### Short exercise
Go through the listing beneath this task and return every line that carries the string "frac".

### Working data
+===+

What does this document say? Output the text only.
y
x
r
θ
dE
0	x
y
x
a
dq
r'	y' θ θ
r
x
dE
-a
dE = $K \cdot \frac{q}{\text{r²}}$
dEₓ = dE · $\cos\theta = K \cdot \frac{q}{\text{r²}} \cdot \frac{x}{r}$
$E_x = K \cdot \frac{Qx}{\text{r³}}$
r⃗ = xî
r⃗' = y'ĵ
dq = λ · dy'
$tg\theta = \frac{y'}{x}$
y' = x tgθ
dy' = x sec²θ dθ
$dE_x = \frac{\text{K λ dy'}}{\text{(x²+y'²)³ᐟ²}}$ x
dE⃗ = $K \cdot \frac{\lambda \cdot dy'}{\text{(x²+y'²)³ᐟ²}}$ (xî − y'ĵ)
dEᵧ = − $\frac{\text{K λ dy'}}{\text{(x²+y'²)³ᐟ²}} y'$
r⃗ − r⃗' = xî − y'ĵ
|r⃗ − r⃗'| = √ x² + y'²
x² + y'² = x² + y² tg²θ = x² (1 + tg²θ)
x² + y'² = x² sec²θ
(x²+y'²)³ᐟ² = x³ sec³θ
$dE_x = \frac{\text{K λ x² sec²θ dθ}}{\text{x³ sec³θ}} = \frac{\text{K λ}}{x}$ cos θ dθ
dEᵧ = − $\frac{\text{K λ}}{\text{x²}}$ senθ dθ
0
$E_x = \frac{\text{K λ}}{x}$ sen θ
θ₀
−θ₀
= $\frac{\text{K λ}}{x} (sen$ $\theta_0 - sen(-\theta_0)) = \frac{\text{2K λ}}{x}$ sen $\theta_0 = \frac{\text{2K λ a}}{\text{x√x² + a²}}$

+===+

### Solution to this exercise
dE = $K \cdot \frac{q}{\text{r²}}$
dEₓ = dE · $\cos\theta = K \cdot \frac{q}{\text{r²}} \cdot \frac{x}{r}$
$E_x = K \cdot \frac{Qx}{\text{r³}}$
$tg\theta = \frac{y'}{x}$
$dE_x = \frac{\text{K λ dy'}}{\text{(x²+y'²)³ᐟ²}}$ x
dE⃗ = $K \cdot \frac{\lambda \cdot dy'}{\text{(x²+y'²)³ᐟ²}}$ (xî − y'ĵ)
dEᵧ = − $\frac{\text{K λ dy'}}{\text{(x²+y'²)³ᐟ²}} y'$
$dE_x = \frac{\text{K λ x² sec²θ dθ}}{\text{x³ sec³θ}} = \frac{\text{K λ}}{x}$ cos θ dθ
dEᵧ = − $\frac{\text{K λ}}{\text{x²}}$ senθ dθ
$E_x = \frac{\text{K λ}}{x}$ sen θ
= $\frac{\text{K λ}}{x} (sen$ $\theta_0 - sen(-\theta_0)) = \frac{\text{2K λ}}{x}$ sen $\theta_0 = \frac{\text{2K λ a}}{\text{x√x² + a²}}$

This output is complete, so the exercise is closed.